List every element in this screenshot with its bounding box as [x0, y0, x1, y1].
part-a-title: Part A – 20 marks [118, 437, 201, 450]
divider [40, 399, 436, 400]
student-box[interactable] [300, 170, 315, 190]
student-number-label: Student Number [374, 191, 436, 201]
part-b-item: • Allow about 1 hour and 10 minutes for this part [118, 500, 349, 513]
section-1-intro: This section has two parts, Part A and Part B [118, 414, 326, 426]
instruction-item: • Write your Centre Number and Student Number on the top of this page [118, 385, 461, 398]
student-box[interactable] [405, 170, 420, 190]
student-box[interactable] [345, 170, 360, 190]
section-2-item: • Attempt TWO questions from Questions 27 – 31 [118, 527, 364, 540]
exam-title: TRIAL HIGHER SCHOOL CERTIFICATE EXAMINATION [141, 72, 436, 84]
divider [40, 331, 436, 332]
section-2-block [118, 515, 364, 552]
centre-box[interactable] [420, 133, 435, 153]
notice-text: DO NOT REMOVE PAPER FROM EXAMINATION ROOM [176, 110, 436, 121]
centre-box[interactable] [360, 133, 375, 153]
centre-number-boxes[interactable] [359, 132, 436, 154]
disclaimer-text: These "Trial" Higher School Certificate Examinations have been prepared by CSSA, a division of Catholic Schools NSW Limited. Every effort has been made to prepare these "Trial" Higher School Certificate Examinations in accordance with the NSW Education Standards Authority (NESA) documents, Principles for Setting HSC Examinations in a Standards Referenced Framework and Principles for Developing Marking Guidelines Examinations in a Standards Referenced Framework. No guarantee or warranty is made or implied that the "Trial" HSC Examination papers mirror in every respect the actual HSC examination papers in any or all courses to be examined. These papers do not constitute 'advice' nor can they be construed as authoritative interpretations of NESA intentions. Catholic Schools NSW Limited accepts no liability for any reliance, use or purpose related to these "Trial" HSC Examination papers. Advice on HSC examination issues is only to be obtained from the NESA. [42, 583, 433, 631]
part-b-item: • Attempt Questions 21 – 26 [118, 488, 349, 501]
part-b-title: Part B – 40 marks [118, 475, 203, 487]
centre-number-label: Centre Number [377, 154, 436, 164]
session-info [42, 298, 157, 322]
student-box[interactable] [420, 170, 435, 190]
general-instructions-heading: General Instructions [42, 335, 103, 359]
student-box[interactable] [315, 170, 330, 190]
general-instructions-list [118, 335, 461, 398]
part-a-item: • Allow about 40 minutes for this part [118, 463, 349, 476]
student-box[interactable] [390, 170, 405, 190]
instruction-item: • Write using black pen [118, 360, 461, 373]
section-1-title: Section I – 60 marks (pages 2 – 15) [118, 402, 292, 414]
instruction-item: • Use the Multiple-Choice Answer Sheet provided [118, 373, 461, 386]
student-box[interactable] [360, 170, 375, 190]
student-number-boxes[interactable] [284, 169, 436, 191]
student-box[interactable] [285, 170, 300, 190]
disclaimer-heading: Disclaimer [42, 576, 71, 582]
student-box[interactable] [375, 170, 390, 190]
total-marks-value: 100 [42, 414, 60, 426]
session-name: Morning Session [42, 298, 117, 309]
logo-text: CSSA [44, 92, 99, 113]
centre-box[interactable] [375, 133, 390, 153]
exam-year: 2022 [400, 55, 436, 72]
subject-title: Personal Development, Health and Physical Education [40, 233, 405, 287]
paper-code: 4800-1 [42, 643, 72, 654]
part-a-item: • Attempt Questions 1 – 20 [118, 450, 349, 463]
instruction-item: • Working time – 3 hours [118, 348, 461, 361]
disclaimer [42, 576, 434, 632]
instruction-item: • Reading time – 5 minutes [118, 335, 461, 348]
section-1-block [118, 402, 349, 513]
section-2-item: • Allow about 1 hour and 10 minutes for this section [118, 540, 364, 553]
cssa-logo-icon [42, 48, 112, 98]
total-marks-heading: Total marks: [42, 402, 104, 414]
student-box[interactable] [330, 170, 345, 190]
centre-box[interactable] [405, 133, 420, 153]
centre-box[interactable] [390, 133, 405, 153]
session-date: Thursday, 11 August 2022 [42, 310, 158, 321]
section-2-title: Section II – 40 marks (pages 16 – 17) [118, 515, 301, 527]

***

### TASK INSTRUCTIONS
Change "Morning Session" to "Afternoon Session" everywhere in the records above, and reproduce them with nothing else altered.

### ANSWER TO THE PROBLEM
List every element in this screenshot with its bounding box as [x0, y0, x1, y1].
part-a-title: Part A – 20 marks [118, 437, 201, 450]
divider [40, 399, 436, 400]
student-box[interactable] [300, 170, 315, 190]
student-number-label: Student Number [374, 191, 436, 201]
part-b-item: • Allow about 1 hour and 10 minutes for this part [118, 500, 349, 513]
section-1-intro: This section has two parts, Part A and Part B [118, 414, 326, 426]
instruction-item: • Write your Centre Number and Student Number on the top of this page [118, 385, 461, 398]
student-box[interactable] [405, 170, 420, 190]
student-box[interactable] [345, 170, 360, 190]
section-2-item: • Attempt TWO questions from Questions 27 – 31 [118, 527, 364, 540]
exam-title: TRIAL HIGHER SCHOOL CERTIFICATE EXAMINATION [141, 72, 436, 84]
divider [40, 331, 436, 332]
section-2-block [118, 515, 364, 552]
centre-box[interactable] [420, 133, 435, 153]
notice-text: DO NOT REMOVE PAPER FROM EXAMINATION ROOM [176, 110, 436, 121]
centre-box[interactable] [360, 133, 375, 153]
centre-number-boxes[interactable] [359, 132, 436, 154]
disclaimer-text: These "Trial" Higher School Certificate Examinations have been prepared by CSSA, a division of Catholic Schools NSW Limited. Every effort has been made to prepare these "Trial" Higher School Certificate Examinations in accordance with the NSW Education Standards Authority (NESA) documents, Principles for Setting HSC Examinations in a Standards Referenced Framework and Principles for Developing Marking Guidelines Examinations in a Standards Referenced Framework. No guarantee or warranty is made or implied that the "Trial" HSC Examination papers mirror in every respect the actual HSC examination papers in any or all courses to be examined. These papers do not constitute 'advice' nor can they be construed as authoritative interpretations of NESA intentions. Catholic Schools NSW Limited accepts no liability for any reliance, use or purpose related to these "Trial" HSC Examination papers. Advice on HSC examination issues is only to be obtained from the NESA. [42, 583, 433, 631]
part-b-item: • Attempt Questions 21 – 26 [118, 488, 349, 501]
part-b-title: Part B – 40 marks [118, 475, 203, 487]
centre-number-label: Centre Number [377, 154, 436, 164]
session-info [42, 298, 157, 322]
student-box[interactable] [420, 170, 435, 190]
general-instructions-heading: General Instructions [42, 335, 103, 359]
student-box[interactable] [315, 170, 330, 190]
general-instructions-list [118, 335, 461, 398]
part-a-item: • Allow about 40 minutes for this part [118, 463, 349, 476]
student-box[interactable] [390, 170, 405, 190]
instruction-item: • Write using black pen [118, 360, 461, 373]
section-1-title: Section I – 60 marks (pages 2 – 15) [118, 402, 292, 414]
instruction-item: • Use the Multiple-Choice Answer Sheet provided [118, 373, 461, 386]
student-box[interactable] [360, 170, 375, 190]
student-number-boxes[interactable] [284, 169, 436, 191]
student-box[interactable] [285, 170, 300, 190]
disclaimer-heading: Disclaimer [42, 576, 71, 582]
student-box[interactable] [375, 170, 390, 190]
total-marks-value: 100 [42, 414, 60, 426]
session-name: Afternoon Session [42, 298, 117, 309]
logo-text: CSSA [44, 92, 99, 113]
centre-box[interactable] [375, 133, 390, 153]
exam-year: 2022 [400, 55, 436, 72]
subject-title: Personal Development, Health and Physical Education [40, 233, 405, 287]
paper-code: 4800-1 [42, 643, 72, 654]
part-a-item: • Attempt Questions 1 – 20 [118, 450, 349, 463]
instruction-item: • Working time – 3 hours [118, 348, 461, 361]
disclaimer [42, 576, 434, 632]
instruction-item: • Reading time – 5 minutes [118, 335, 461, 348]
section-1-block [118, 402, 349, 513]
section-2-item: • Allow about 1 hour and 10 minutes for this section [118, 540, 364, 553]
cssa-logo-icon [42, 48, 112, 98]
total-marks-heading: Total marks: [42, 402, 104, 414]
student-box[interactable] [330, 170, 345, 190]
centre-box[interactable] [405, 133, 420, 153]
centre-box[interactable] [390, 133, 405, 153]
session-date: Thursday, 11 August 2022 [42, 310, 158, 321]
section-2-title: Section II – 40 marks (pages 16 – 17) [118, 515, 301, 527]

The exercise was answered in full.